SET TASK. The entries below should be output exactly as written.

MATERIAL TO PROCESS.
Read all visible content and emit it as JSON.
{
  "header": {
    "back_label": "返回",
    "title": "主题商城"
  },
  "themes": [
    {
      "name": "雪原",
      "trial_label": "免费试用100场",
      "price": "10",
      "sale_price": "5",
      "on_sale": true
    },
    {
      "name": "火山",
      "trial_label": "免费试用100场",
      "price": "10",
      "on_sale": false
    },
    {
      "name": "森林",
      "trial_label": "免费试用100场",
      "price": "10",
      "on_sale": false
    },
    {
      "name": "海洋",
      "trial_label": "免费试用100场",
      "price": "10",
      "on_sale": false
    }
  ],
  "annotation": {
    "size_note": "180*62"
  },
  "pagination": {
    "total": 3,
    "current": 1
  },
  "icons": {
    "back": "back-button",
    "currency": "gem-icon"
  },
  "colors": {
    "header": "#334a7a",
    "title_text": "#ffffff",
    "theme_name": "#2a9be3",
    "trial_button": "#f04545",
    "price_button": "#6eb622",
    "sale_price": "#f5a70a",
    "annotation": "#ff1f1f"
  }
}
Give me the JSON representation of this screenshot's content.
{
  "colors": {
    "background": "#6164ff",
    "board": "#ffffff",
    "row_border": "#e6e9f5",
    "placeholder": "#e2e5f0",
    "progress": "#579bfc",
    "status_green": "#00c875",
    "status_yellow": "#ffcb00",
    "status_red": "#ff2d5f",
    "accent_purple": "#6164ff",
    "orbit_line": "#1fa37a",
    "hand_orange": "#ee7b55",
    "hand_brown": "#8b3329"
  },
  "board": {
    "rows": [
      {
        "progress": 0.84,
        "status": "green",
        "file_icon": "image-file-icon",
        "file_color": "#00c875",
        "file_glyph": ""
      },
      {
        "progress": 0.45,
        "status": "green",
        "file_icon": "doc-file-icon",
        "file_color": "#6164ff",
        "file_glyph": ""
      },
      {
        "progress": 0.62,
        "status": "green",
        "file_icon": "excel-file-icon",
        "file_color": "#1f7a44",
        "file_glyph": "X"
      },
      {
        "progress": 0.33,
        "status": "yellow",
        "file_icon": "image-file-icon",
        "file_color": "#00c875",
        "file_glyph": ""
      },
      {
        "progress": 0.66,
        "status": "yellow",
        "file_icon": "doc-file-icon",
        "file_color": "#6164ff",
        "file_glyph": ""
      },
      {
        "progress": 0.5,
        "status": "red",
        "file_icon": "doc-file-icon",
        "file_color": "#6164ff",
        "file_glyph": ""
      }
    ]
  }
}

SOLUTION FOR THIS TASK.
Read all visible content and emit it as JSON.
{
  "header": {
    "back_label": "返回",
    "title": "主题商城"
  },
  "themes": [
    {
      "name": "雪原",
      "trial_label": "免费试用100场",
      "price": "10",
      "sale_price": "5",
      "on_sale": true
    },
    {
      "name": "火山",
      "trial_label": "免费试用100场",
      "price": "10",
      "on_sale": false
    },
    {
      "name": "森林",
      "trial_label": "免费试用100场",
      "price": "10",
      "on_sale": false
    },
    {
      "name": "海洋",
      "trial_label": "免费试用100场",
      "price": "10",
      "on_sale": false
    }
  ],
  "annotation": {
    "size_note": "180*62"
  },
  "pagination": {
    "total": 3,
    "current": 1
  },
  "icons": {
    "back": "back-button",
    "currency": "gem-icon"
  },
  "colors": {
    "header": "#334a7a",
    "title_text": "#ffffff",
    "theme_name": "#2a9be3",
    "trial_button": "#f04545",
    "price_button": "#6eb622",
    "sale_price": "#f5a70a",
    "annotation": "#ff1f1f"
  }
}
Give me the JSON representation of this screenshot's content.
{
  "colors": {
    "background": "#6164ff",
    "board": "#ffffff",
    "row_border": "#e6e9f5",
    "placeholder": "#e2e5f0",
    "progress": "#579bfc",
    "status_green": "#00c875",
    "status_yellow": "#ffcb00",
    "status_red": "#ff2d5f",
    "accent_purple": "#6164ff",
    "orbit_line": "#1fa37a",
    "hand_orange": "#ee7b55",
    "hand_brown": "#8b3329"
  },
  "board": {
    "rows": [
      {
        "progress": 0.84,
        "status": "green",
        "file_icon": "image-file-icon",
        "file_color": "#00c875",
        "file_glyph": ""
      },
      {
        "progress": 0.45,
        "status": "green",
        "file_icon": "doc-file-icon",
        "file_color": "#6164ff",
        "file_glyph": ""
      },
      {
        "progress": 0.62,
        "status": "green",
        "file_icon": "excel-file-icon",
        "file_color": "#1f7a44",
        "file_glyph": "X"
      },
      {
        "progress": 0.33,
        "status": "yellow",
        "file_icon": "image-file-icon",
        "file_color": "#00c875",
        "file_glyph": ""
      },
      {
        "progress": 0.66,
        "status": "yellow",
        "file_icon": "doc-file-icon",
        "file_color": "#6164ff",
        "file_glyph": ""
      },
      {
        "progress": 0.5,
        "status": "red",
        "file_icon": "doc-file-icon",
        "file_color": "#6164ff",
        "file_glyph": ""
      }
    ]
  }
}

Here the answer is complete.